• **STATED EXERCISE**
Leave out the pictures and transcribe everything else exactly.

[Dataset entries]
====================

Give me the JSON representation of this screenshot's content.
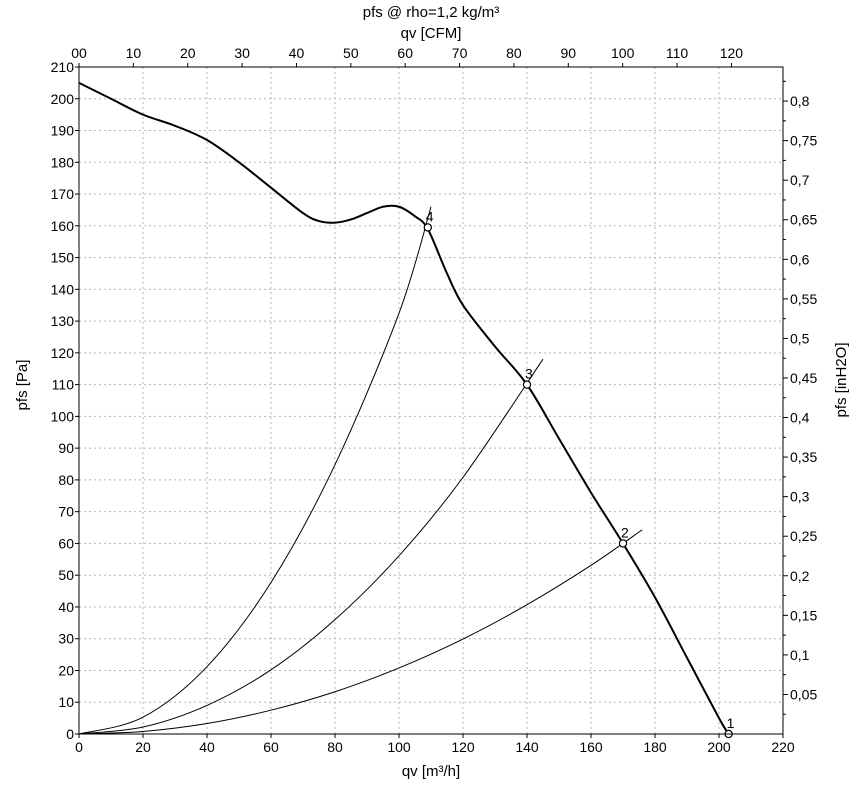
{
  "header": {
    "title": "pfs @ rho=1,2 kg/m³",
    "top_axis_label": "qv [CFM]"
  },
  "chart_data": {
    "type": "line",
    "xlabel": "qv [m³/h]",
    "ylabel": "pfs [Pa]",
    "ylabel_right": "pfs [inH2O]",
    "xlim": [
      0,
      220
    ],
    "ylim": [
      0,
      210
    ],
    "x_ticks": [
      "0",
      "20",
      "40",
      "60",
      "80",
      "100",
      "120",
      "140",
      "160",
      "180",
      "200",
      "220"
    ],
    "y_ticks": [
      "0",
      "10",
      "20",
      "30",
      "40",
      "50",
      "60",
      "70",
      "80",
      "90",
      "100",
      "110",
      "120",
      "130",
      "140",
      "150",
      "160",
      "170",
      "180",
      "190",
      "200",
      "210"
    ],
    "top_axis": {
      "label": "qv [CFM]",
      "ticks": [
        {
          "value": 0,
          "label": "00"
        },
        {
          "value": 10,
          "label": "10"
        },
        {
          "value": 20,
          "label": "20"
        },
        {
          "value": 30,
          "label": "30"
        },
        {
          "value": 40,
          "label": "40"
        },
        {
          "value": 50,
          "label": "50"
        },
        {
          "value": 60,
          "label": "60"
        },
        {
          "value": 70,
          "label": "70"
        },
        {
          "value": 80,
          "label": "80"
        },
        {
          "value": 90,
          "label": "90"
        },
        {
          "value": 100,
          "label": "100"
        },
        {
          "value": 110,
          "label": "110"
        },
        {
          "value": 120,
          "label": "120"
        }
      ]
    },
    "right_axis": {
      "label": "pfs [inH2O]",
      "ticks": [
        {
          "value": 0.05,
          "label": "0,05"
        },
        {
          "value": 0.1,
          "label": "0,1"
        },
        {
          "value": 0.15,
          "label": "0,15"
        },
        {
          "value": 0.2,
          "label": "0,2"
        },
        {
          "value": 0.25,
          "label": "0,25"
        },
        {
          "value": 0.3,
          "label": "0,3"
        },
        {
          "value": 0.35,
          "label": "0,35"
        },
        {
          "value": 0.4,
          "label": "0,4"
        },
        {
          "value": 0.45,
          "label": "0,45"
        },
        {
          "value": 0.5,
          "label": "0,5"
        },
        {
          "value": 0.55,
          "label": "0,55"
        },
        {
          "value": 0.6,
          "label": "0,6"
        },
        {
          "value": 0.65,
          "label": "0,65"
        },
        {
          "value": 0.7,
          "label": "0,7"
        },
        {
          "value": 0.75,
          "label": "0,75"
        },
        {
          "value": 0.8,
          "label": "0,8"
        }
      ]
    },
    "grid": true,
    "series": [
      {
        "x": [
          0,
          10,
          20,
          30,
          40,
          50,
          60,
          70,
          75,
          80,
          85,
          90,
          95,
          100,
          105,
          109,
          115,
          120,
          130,
          140,
          150,
          160,
          170,
          180,
          190,
          200,
          203
        ],
        "y": [
          205,
          200,
          195,
          191.5,
          187,
          180,
          172,
          164,
          161.5,
          161,
          162,
          164,
          166,
          166,
          163,
          159,
          145,
          135,
          122,
          110,
          93,
          76,
          60,
          43,
          24,
          5,
          0
        ]
      },
      {
        "x": [
          0,
          20,
          40,
          60,
          80,
          100,
          110
        ],
        "y": [
          0,
          5.3,
          21.2,
          47.7,
          84.8,
          132.5,
          166
        ]
      },
      {
        "x": [
          0,
          20,
          40,
          60,
          80,
          100,
          120,
          145
        ],
        "y": [
          0,
          2.2,
          9,
          20.2,
          36,
          56.1,
          80.8,
          118
        ]
      },
      {
        "x": [
          0,
          20,
          40,
          60,
          80,
          100,
          120,
          140,
          160,
          176
        ],
        "y": [
          0,
          0.8,
          3.3,
          7.5,
          13.3,
          20.8,
          29.9,
          40.7,
          53.1,
          64.3
        ]
      }
    ],
    "operating_points": [
      {
        "label": "1",
        "x": 203,
        "y": 0
      },
      {
        "label": "2",
        "x": 170,
        "y": 60
      },
      {
        "label": "3",
        "x": 140,
        "y": 110
      },
      {
        "label": "4",
        "x": 109,
        "y": 159.5
      }
    ]
  }
}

====================

• **SOLUTION FOR THIS TASK**
Give me the JSON representation of this screenshot's content.
{
  "header": {
    "title": "pfs @ rho=1,2 kg/m³",
    "top_axis_label": "qv [CFM]"
  },
  "chart_data": {
    "type": "line",
    "xlabel": "qv [m³/h]",
    "ylabel": "pfs [Pa]",
    "ylabel_right": "pfs [inH2O]",
    "xlim": [
      0,
      220
    ],
    "ylim": [
      0,
      210
    ],
    "x_ticks": [
      "0",
      "20",
      "40",
      "60",
      "80",
      "100",
      "120",
      "140",
      "160",
      "180",
      "200",
      "220"
    ],
    "y_ticks": [
      "0",
      "10",
      "20",
      "30",
      "40",
      "50",
      "60",
      "70",
      "80",
      "90",
      "100",
      "110",
      "120",
      "130",
      "140",
      "150",
      "160",
      "170",
      "180",
      "190",
      "200",
      "210"
    ],
    "top_axis": {
      "label": "qv [CFM]",
      "ticks": [
        {
          "value": 0,
          "label": "00"
        },
        {
          "value": 10,
          "label": "10"
        },
        {
          "value": 20,
          "label": "20"
        },
        {
          "value": 30,
          "label": "30"
        },
        {
          "value": 40,
          "label": "40"
        },
        {
          "value": 50,
          "label": "50"
        },
        {
          "value": 60,
          "label": "60"
        },
        {
          "value": 70,
          "label": "70"
        },
        {
          "value": 80,
          "label": "80"
        },
        {
          "value": 90,
          "label": "90"
        },
        {
          "value": 100,
          "label": "100"
        },
        {
          "value": 110,
          "label": "110"
        },
        {
          "value": 120,
          "label": "120"
        }
      ]
    },
    "right_axis": {
      "label": "pfs [inH2O]",
      "ticks": [
        {
          "value": 0.05,
          "label": "0,05"
        },
        {
          "value": 0.1,
          "label": "0,1"
        },
        {
          "value": 0.15,
          "label": "0,15"
        },
        {
          "value": 0.2,
          "label": "0,2"
        },
        {
          "value": 0.25,
          "label": "0,25"
        },
        {
          "value": 0.3,
          "label": "0,3"
        },
        {
          "value": 0.35,
          "label": "0,35"
        },
        {
          "value": 0.4,
          "label": "0,4"
        },
        {
          "value": 0.45,
          "label": "0,45"
        },
        {
          "value": 0.5,
          "label": "0,5"
        },
        {
          "value": 0.55,
          "label": "0,55"
        },
        {
          "value": 0.6,
          "label": "0,6"
        },
        {
          "value": 0.65,
          "label": "0,65"
        },
        {
          "value": 0.7,
          "label": "0,7"
        },
        {
          "value": 0.75,
          "label": "0,75"
        },
        {
          "value": 0.8,
          "label": "0,8"
        }
      ]
    },
    "grid": true,
    "series": [
      {
        "x": [
          0,
          10,
          20,
          30,
          40,
          50,
          60,
          70,
          75,
          80,
          85,
          90,
          95,
          100,
          105,
          109,
          115,
          120,
          130,
          140,
          150,
          160,
          170,
          180,
          190,
          200,
          203
        ],
        "y": [
          205,
          200,
          195,
          191.5,
          187,
          180,
          172,
          164,
          161.5,
          161,
          162,
          164,
          166,
          166,
          163,
          159,
          145,
          135,
          122,
          110,
          93,
          76,
          60,
          43,
          24,
          5,
          0
        ]
      },
      {
        "x": [
          0,
          20,
          40,
          60,
          80,
          100,
          110
        ],
        "y": [
          0,
          5.3,
          21.2,
          47.7,
          84.8,
          132.5,
          166
        ]
      },
      {
        "x": [
          0,
          20,
          40,
          60,
          80,
          100,
          120,
          145
        ],
        "y": [
          0,
          2.2,
          9,
          20.2,
          36,
          56.1,
          80.8,
          118
        ]
      },
      {
        "x": [
          0,
          20,
          40,
          60,
          80,
          100,
          120,
          140,
          160,
          176
        ],
        "y": [
          0,
          0.8,
          3.3,
          7.5,
          13.3,
          20.8,
          29.9,
          40.7,
          53.1,
          64.3
        ]
      }
    ],
    "operating_points": [
      {
        "label": "1",
        "x": 203,
        "y": 0
      },
      {
        "label": "2",
        "x": 170,
        "y": 60
      },
      {
        "label": "3",
        "x": 140,
        "y": 110
      },
      {
        "label": "4",
        "x": 109,
        "y": 159.5
      }
    ]
  }
}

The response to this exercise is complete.